Exercise directions: Find all lines in the records that include the word "JSON", and copy them out.

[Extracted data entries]
-- BEGIN --
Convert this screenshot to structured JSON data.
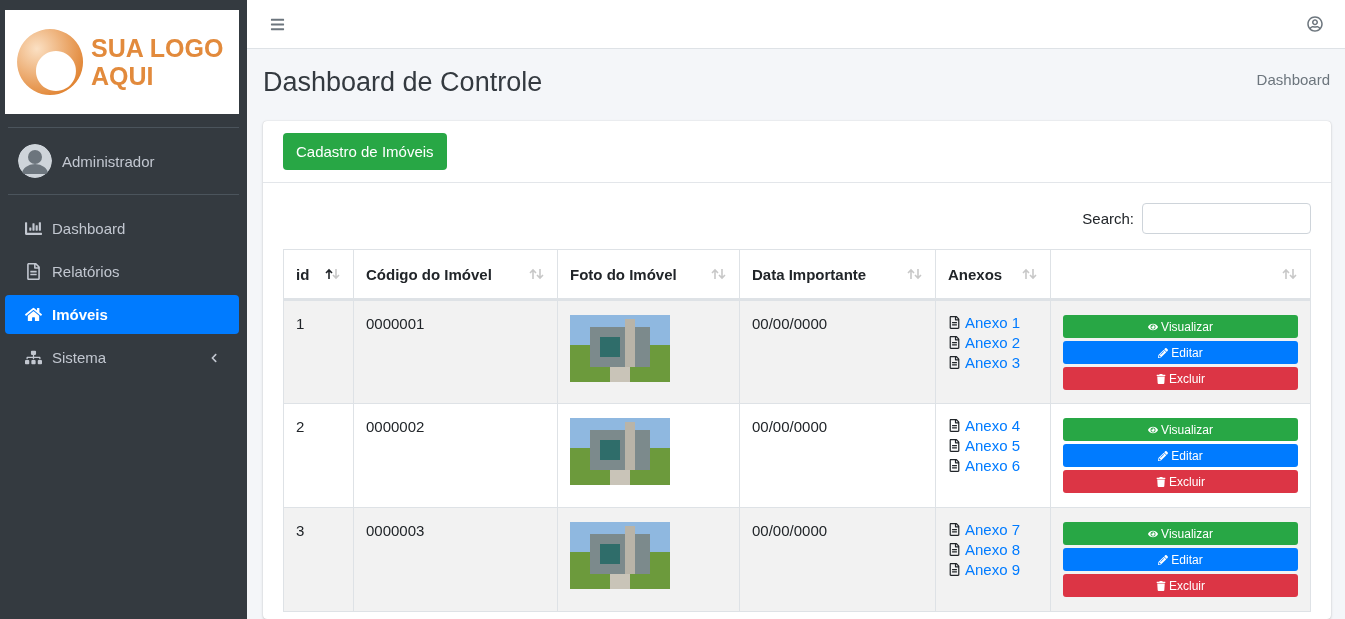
{
  "sidebar": {
    "logo": {
      "line1": "SUA LOGO",
      "line2": "AQUI"
    },
    "user": "Administrador",
    "items": [
      {
        "label": "Dashboard",
        "selected": false,
        "submenu": false
      },
      {
        "label": "Relatórios",
        "selected": false,
        "submenu": false
      },
      {
        "label": "Imóveis",
        "selected": true,
        "submenu": false
      },
      {
        "label": "Sistema",
        "selected": false,
        "submenu": true
      }
    ]
  },
  "page": {
    "title": "Dashboard de Controle",
    "breadcrumb": "Dashboard"
  },
  "card": {
    "new_button": "Cadastro de Imóveis",
    "search_label": "Search:",
    "columns": [
      {
        "label": "id",
        "sorted": true
      },
      {
        "label": "Código do Imóvel",
        "sorted": false
      },
      {
        "label": "Foto do Imóvel",
        "sorted": false
      },
      {
        "label": "Data Importante",
        "sorted": false
      },
      {
        "label": "Anexos",
        "sorted": false
      },
      {
        "sorted": false
      }
    ],
    "rows": [
      {
        "id": "1",
        "code": "0000001",
        "date": "00/00/0000",
        "attachments": [
          "Anexo 1",
          "Anexo 2",
          "Anexo 3"
        ],
        "actions": [
          {
            "kind": "view",
            "label": "Visualizar"
          },
          {
            "kind": "edit",
            "label": "Editar"
          },
          {
            "kind": "delete",
            "label": "Excluir"
          }
        ]
      },
      {
        "id": "2",
        "code": "0000002",
        "date": "00/00/0000",
        "attachments": [
          "Anexo 4",
          "Anexo 5",
          "Anexo 6"
        ],
        "actions": [
          {
            "kind": "view",
            "label": "Visualizar"
          },
          {
            "kind": "edit",
            "label": "Editar"
          },
          {
            "kind": "delete",
            "label": "Excluir"
          }
        ]
      },
      {
        "id": "3",
        "code": "0000003",
        "date": "00/00/0000",
        "attachments": [
          "Anexo 7",
          "Anexo 8",
          "Anexo 9"
        ],
        "actions": [
          {
            "kind": "view",
            "label": "Visualizar"
          },
          {
            "kind": "edit",
            "label": "Editar"
          },
          {
            "kind": "delete",
            "label": "Excluir"
          }
        ]
      }
    ]
  }
}
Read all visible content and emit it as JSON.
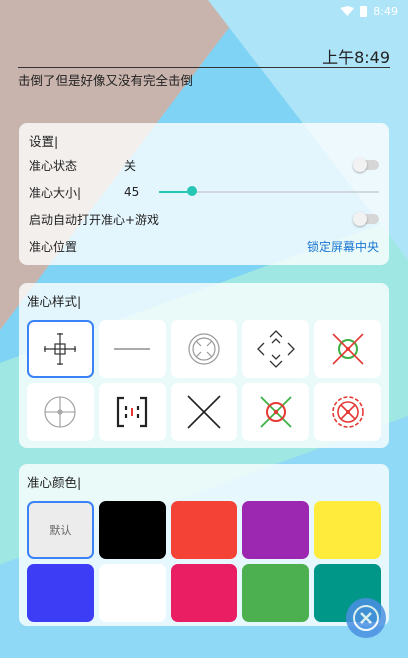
-- END --
The solution:
Convert this screenshot to structured JSON data.
Read all visible content and emit it as JSON.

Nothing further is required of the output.